┏━━
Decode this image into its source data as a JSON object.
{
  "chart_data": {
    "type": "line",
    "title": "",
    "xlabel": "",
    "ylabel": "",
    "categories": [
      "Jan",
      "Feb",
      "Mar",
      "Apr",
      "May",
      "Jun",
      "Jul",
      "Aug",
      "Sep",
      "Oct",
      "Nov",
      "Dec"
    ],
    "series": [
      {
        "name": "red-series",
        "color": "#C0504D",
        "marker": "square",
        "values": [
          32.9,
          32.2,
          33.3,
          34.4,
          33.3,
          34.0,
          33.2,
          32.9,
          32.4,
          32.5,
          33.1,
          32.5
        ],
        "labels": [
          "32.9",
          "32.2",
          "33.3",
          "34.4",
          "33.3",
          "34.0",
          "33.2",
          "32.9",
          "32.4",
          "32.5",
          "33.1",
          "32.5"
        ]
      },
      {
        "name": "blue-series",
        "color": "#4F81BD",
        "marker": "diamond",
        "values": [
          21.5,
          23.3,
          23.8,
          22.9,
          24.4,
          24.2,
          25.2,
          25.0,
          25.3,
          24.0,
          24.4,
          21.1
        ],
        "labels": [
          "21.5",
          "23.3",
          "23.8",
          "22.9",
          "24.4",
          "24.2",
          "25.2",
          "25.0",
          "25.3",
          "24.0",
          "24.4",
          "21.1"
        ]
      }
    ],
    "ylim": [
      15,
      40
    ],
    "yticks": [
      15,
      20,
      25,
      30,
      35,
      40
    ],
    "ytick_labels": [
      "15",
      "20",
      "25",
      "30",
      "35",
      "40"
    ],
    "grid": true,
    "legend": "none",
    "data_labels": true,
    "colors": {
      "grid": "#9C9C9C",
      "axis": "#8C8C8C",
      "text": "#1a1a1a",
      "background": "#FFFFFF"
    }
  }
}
┗━━
■ Job
From the first line to the last, please quote the material above exactly.

■ Answer to the problem
Decode this image into its source data as a JSON object.
{
  "chart_data": {
    "type": "line",
    "title": "",
    "xlabel": "",
    "ylabel": "",
    "categories": [
      "Jan",
      "Feb",
      "Mar",
      "Apr",
      "May",
      "Jun",
      "Jul",
      "Aug",
      "Sep",
      "Oct",
      "Nov",
      "Dec"
    ],
    "series": [
      {
        "name": "red-series",
        "color": "#C0504D",
        "marker": "square",
        "values": [
          32.9,
          32.2,
          33.3,
          34.4,
          33.3,
          34.0,
          33.2,
          32.9,
          32.4,
          32.5,
          33.1,
          32.5
        ],
        "labels": [
          "32.9",
          "32.2",
          "33.3",
          "34.4",
          "33.3",
          "34.0",
          "33.2",
          "32.9",
          "32.4",
          "32.5",
          "33.1",
          "32.5"
        ]
      },
      {
        "name": "blue-series",
        "color": "#4F81BD",
        "marker": "diamond",
        "values": [
          21.5,
          23.3,
          23.8,
          22.9,
          24.4,
          24.2,
          25.2,
          25.0,
          25.3,
          24.0,
          24.4,
          21.1
        ],
        "labels": [
          "21.5",
          "23.3",
          "23.8",
          "22.9",
          "24.4",
          "24.2",
          "25.2",
          "25.0",
          "25.3",
          "24.0",
          "24.4",
          "21.1"
        ]
      }
    ],
    "ylim": [
      15,
      40
    ],
    "yticks": [
      15,
      20,
      25,
      30,
      35,
      40
    ],
    "ytick_labels": [
      "15",
      "20",
      "25",
      "30",
      "35",
      "40"
    ],
    "grid": true,
    "legend": "none",
    "data_labels": true,
    "colors": {
      "grid": "#9C9C9C",
      "axis": "#8C8C8C",
      "text": "#1a1a1a",
      "background": "#FFFFFF"
    }
  }
}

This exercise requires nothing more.